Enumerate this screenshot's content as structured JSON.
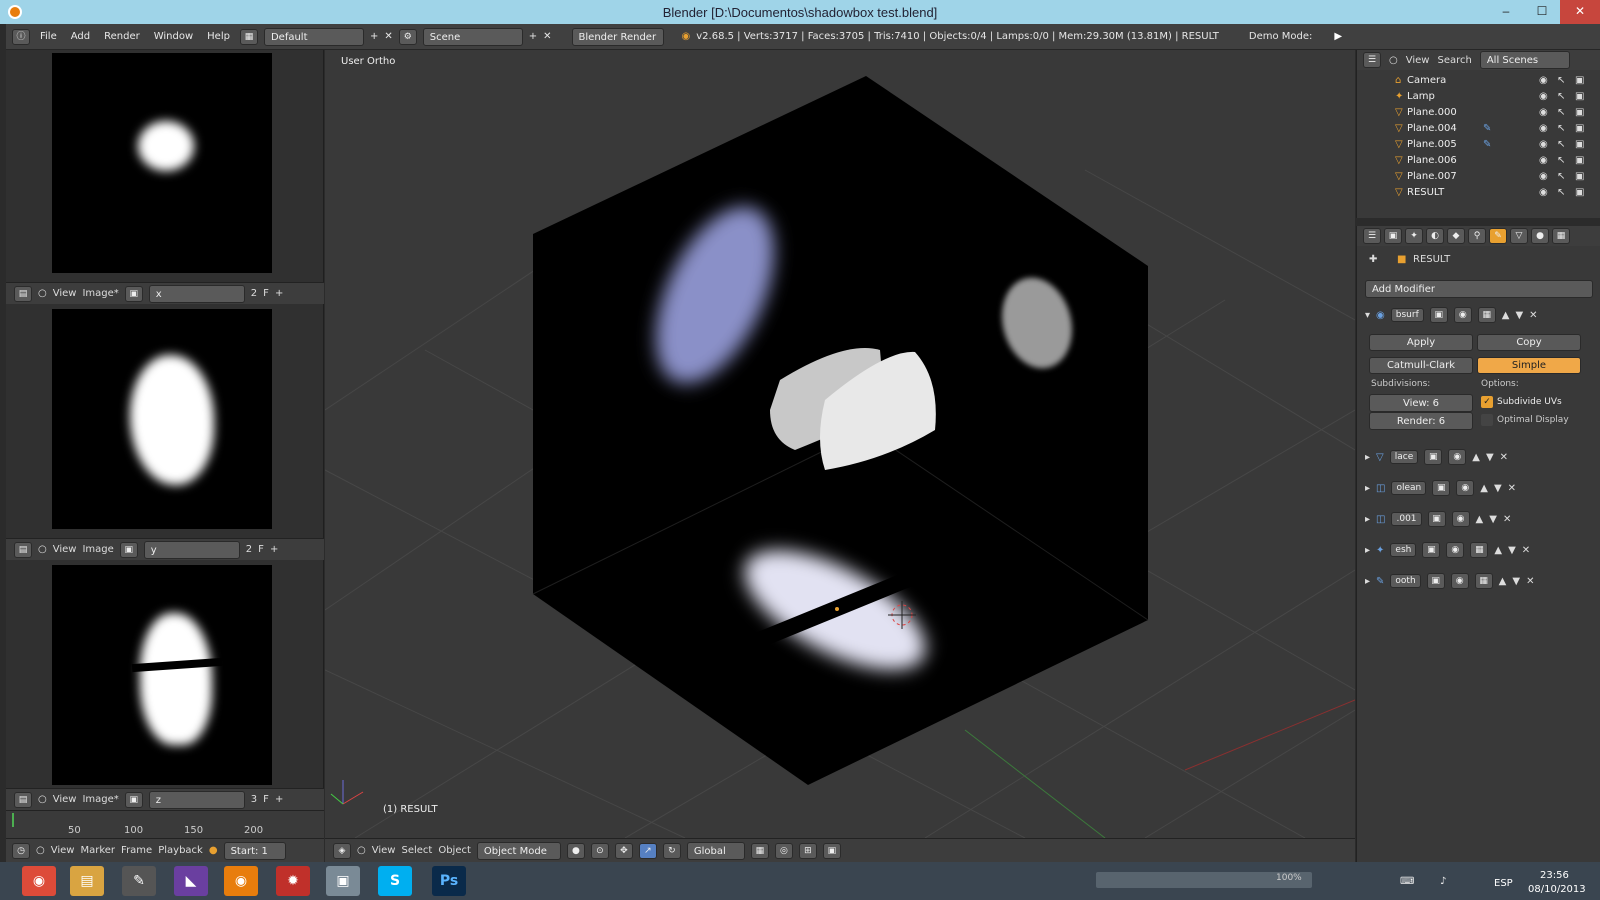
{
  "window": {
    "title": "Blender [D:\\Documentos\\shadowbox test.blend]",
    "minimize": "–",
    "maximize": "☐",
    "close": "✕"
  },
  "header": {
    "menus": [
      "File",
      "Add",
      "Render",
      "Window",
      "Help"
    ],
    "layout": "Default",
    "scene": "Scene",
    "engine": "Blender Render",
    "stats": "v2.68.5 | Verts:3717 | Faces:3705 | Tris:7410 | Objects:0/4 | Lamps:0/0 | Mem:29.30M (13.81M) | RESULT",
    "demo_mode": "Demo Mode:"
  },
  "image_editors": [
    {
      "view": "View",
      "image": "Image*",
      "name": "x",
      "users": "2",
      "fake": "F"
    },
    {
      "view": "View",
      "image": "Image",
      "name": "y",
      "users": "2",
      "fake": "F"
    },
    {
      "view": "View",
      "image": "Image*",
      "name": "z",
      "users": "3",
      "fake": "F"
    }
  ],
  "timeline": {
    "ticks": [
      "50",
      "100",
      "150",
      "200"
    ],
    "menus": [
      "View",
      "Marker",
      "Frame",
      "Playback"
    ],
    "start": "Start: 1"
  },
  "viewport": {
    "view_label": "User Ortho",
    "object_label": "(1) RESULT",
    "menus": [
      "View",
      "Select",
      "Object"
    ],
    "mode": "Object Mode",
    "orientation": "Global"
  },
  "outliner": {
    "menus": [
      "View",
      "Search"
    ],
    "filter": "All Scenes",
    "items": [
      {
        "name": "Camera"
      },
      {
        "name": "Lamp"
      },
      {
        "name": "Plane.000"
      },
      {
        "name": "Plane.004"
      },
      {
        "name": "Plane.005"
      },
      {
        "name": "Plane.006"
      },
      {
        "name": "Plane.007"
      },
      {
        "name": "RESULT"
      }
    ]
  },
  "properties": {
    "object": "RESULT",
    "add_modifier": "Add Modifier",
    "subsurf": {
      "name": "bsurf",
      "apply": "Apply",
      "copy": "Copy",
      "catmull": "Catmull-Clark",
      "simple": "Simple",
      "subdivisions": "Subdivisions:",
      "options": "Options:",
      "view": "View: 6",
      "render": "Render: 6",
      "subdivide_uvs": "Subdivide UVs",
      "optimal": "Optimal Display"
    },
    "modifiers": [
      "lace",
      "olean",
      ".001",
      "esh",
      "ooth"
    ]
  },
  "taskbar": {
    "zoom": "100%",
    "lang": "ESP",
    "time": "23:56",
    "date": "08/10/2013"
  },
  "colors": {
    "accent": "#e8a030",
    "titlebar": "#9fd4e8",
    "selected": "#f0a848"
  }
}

☆ ☆ ☆ ☆ ☆ ☆ ☆

Would you set down the listing exactly, omitting pictures?

Enumerate this screenshot's content as structured JSON.
{
  "window": {
    "title": "Blender [D:\\Documentos\\shadowbox test.blend]",
    "minimize": "–",
    "maximize": "☐",
    "close": "✕"
  },
  "header": {
    "menus": [
      "File",
      "Add",
      "Render",
      "Window",
      "Help"
    ],
    "layout": "Default",
    "scene": "Scene",
    "engine": "Blender Render",
    "stats": "v2.68.5 | Verts:3717 | Faces:3705 | Tris:7410 | Objects:0/4 | Lamps:0/0 | Mem:29.30M (13.81M) | RESULT",
    "demo_mode": "Demo Mode:"
  },
  "image_editors": [
    {
      "view": "View",
      "image": "Image*",
      "name": "x",
      "users": "2",
      "fake": "F"
    },
    {
      "view": "View",
      "image": "Image",
      "name": "y",
      "users": "2",
      "fake": "F"
    },
    {
      "view": "View",
      "image": "Image*",
      "name": "z",
      "users": "3",
      "fake": "F"
    }
  ],
  "timeline": {
    "ticks": [
      "50",
      "100",
      "150",
      "200"
    ],
    "menus": [
      "View",
      "Marker",
      "Frame",
      "Playback"
    ],
    "start": "Start: 1"
  },
  "viewport": {
    "view_label": "User Ortho",
    "object_label": "(1) RESULT",
    "menus": [
      "View",
      "Select",
      "Object"
    ],
    "mode": "Object Mode",
    "orientation": "Global"
  },
  "outliner": {
    "menus": [
      "View",
      "Search"
    ],
    "filter": "All Scenes",
    "items": [
      {
        "name": "Camera"
      },
      {
        "name": "Lamp"
      },
      {
        "name": "Plane.000"
      },
      {
        "name": "Plane.004"
      },
      {
        "name": "Plane.005"
      },
      {
        "name": "Plane.006"
      },
      {
        "name": "Plane.007"
      },
      {
        "name": "RESULT"
      }
    ]
  },
  "properties": {
    "object": "RESULT",
    "add_modifier": "Add Modifier",
    "subsurf": {
      "name": "bsurf",
      "apply": "Apply",
      "copy": "Copy",
      "catmull": "Catmull-Clark",
      "simple": "Simple",
      "subdivisions": "Subdivisions:",
      "options": "Options:",
      "view": "View: 6",
      "render": "Render: 6",
      "subdivide_uvs": "Subdivide UVs",
      "optimal": "Optimal Display"
    },
    "modifiers": [
      "lace",
      "olean",
      ".001",
      "esh",
      "ooth"
    ]
  },
  "taskbar": {
    "zoom": "100%",
    "lang": "ESP",
    "time": "23:56",
    "date": "08/10/2013"
  },
  "colors": {
    "accent": "#e8a030",
    "titlebar": "#9fd4e8",
    "selected": "#f0a848"
  }
}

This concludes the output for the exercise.